Aim of the exercise
Pictures in the data below are not part of the copy; transcribe everything else exactly.

Input
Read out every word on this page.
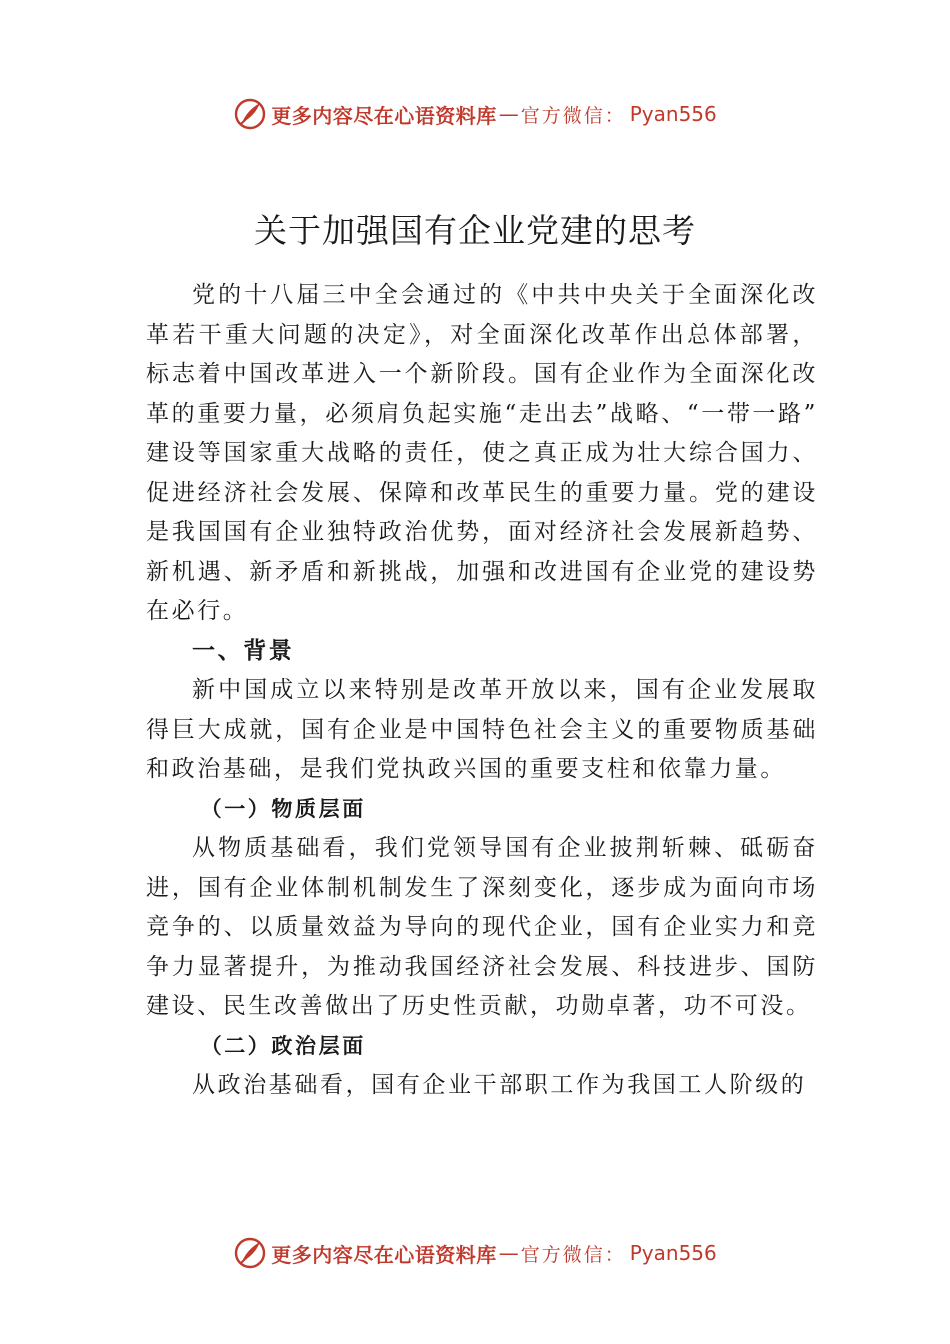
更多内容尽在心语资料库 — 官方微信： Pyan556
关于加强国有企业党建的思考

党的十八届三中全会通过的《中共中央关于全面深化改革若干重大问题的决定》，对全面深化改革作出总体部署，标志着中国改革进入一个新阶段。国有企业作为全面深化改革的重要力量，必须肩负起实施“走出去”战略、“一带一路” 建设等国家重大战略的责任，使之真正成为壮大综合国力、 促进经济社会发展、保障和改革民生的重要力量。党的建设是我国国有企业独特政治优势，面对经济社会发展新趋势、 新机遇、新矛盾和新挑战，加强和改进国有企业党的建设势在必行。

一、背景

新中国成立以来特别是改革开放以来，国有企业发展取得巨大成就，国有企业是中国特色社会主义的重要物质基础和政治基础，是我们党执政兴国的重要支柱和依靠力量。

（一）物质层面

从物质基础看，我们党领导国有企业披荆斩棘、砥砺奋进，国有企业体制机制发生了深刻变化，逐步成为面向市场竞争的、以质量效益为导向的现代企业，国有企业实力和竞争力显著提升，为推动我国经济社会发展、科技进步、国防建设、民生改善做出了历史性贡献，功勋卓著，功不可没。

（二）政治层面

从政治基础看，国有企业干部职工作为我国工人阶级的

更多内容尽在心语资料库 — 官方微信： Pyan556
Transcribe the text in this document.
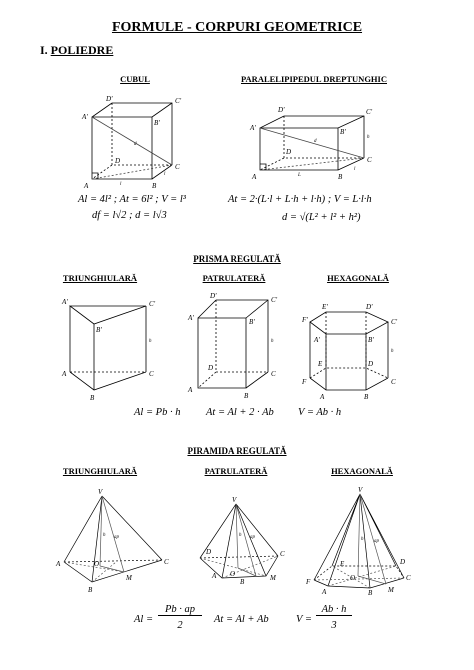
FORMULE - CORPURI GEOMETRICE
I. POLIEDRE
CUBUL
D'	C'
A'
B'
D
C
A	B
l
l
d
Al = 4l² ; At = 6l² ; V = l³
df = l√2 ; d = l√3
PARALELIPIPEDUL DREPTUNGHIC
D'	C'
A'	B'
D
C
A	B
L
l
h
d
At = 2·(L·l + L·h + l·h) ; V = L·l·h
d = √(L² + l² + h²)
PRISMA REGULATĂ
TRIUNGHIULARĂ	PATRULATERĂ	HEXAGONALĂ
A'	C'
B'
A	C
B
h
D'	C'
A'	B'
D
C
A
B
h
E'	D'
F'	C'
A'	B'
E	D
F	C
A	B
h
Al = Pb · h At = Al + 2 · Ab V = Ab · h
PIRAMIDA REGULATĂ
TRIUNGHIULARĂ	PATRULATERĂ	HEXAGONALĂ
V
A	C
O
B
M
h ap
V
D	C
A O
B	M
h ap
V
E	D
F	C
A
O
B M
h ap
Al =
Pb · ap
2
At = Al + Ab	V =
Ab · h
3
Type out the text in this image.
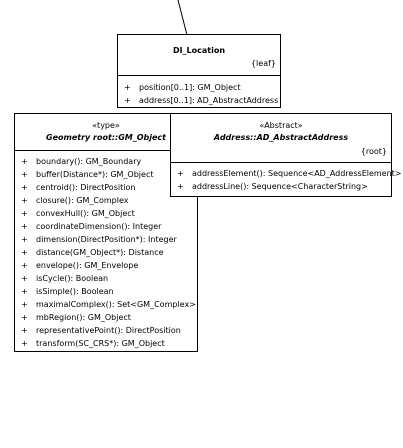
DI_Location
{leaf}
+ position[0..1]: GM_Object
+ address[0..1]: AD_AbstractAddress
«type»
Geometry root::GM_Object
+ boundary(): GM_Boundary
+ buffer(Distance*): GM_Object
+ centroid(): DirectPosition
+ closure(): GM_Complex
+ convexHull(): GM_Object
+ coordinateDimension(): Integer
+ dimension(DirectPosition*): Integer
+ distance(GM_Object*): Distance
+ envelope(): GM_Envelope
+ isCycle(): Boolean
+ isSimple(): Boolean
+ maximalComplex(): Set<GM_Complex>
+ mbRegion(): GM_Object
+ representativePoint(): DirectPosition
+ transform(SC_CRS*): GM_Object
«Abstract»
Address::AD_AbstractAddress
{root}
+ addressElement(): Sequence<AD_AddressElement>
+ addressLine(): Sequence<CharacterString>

Exercise answer
Read out every word on this page.
更多内容尽在心语资料库 — 官方微信： Pyan556
关于加强国有企业党建的思考

党的十八届三中全会通过的《中共中央关于全面深化改革若干重大问题的决定》，对全面深化改革作出总体部署，标志着中国改革进入一个新阶段。国有企业作为全面深化改革的重要力量，必须肩负起实施“走出去”战略、“一带一路” 建设等国家重大战略的责任，使之真正成为壮大综合国力、 促进经济社会发展、保障和改革民生的重要力量。党的建设是我国国有企业独特政治优势，面对经济社会发展新趋势、 新机遇、新矛盾和新挑战，加强和改进国有企业党的建设势在必行。

一、背景

新中国成立以来特别是改革开放以来，国有企业发展取得巨大成就，国有企业是中国特色社会主义的重要物质基础和政治基础，是我们党执政兴国的重要支柱和依靠力量。

（一）物质层面

从物质基础看，我们党领导国有企业披荆斩棘、砥砺奋进，国有企业体制机制发生了深刻变化，逐步成为面向市场竞争的、以质量效益为导向的现代企业，国有企业实力和竞争力显著提升，为推动我国经济社会发展、科技进步、国防建设、民生改善做出了历史性贡献，功勋卓著，功不可没。

（二）政治层面

从政治基础看，国有企业干部职工作为我国工人阶级的

更多内容尽在心语资料库 — 官方微信： Pyan556
Transcribe the text in this document.
FORMULE - CORPURI GEOMETRICE
I. POLIEDRE
CUBUL
D'	C'
A'
B'
D
C
A	B
l
l
d
Al = 4l² ; At = 6l² ; V = l³
df = l√2 ; d = l√3
PARALELIPIPEDUL DREPTUNGHIC
D'	C'
A'	B'
D
C
A	B
L
l
h
d
At = 2·(L·l + L·h + l·h) ; V = L·l·h
d = √(L² + l² + h²)
PRISMA REGULATĂ
TRIUNGHIULARĂ	PATRULATERĂ	HEXAGONALĂ
A'	C'
B'
A	C
B
h
D'	C'
A'	B'
D
C
A
B
h
E'	D'
F'	C'
A'	B'
E	D
F	C
A	B
h
Al = Pb · h At = Al + 2 · Ab V = Ab · h
PIRAMIDA REGULATĂ
TRIUNGHIULARĂ	PATRULATERĂ	HEXAGONALĂ
V
A	C
O
B
M
h ap
V
D	C
A O
B	M
h ap
V
E	D
F	C
A
O
B M
h ap
Al =
Pb · ap
2
At = Al + Ab	V =
Ab · h
3
Type out the text in this image.
DI_Location
{leaf}
+ position[0..1]: GM_Object
+ address[0..1]: AD_AbstractAddress
«type»
Geometry root::GM_Object
+ boundary(): GM_Boundary
+ buffer(Distance*): GM_Object
+ centroid(): DirectPosition
+ closure(): GM_Complex
+ convexHull(): GM_Object
+ coordinateDimension(): Integer
+ dimension(DirectPosition*): Integer
+ distance(GM_Object*): Distance
+ envelope(): GM_Envelope
+ isCycle(): Boolean
+ isSimple(): Boolean
+ maximalComplex(): Set<GM_Complex>
+ mbRegion(): GM_Object
+ representativePoint(): DirectPosition
+ transform(SC_CRS*): GM_Object
«Abstract»
Address::AD_AbstractAddress
{root}
+ addressElement(): Sequence<AD_AddressElement>
+ addressLine(): Sequence<CharacterString>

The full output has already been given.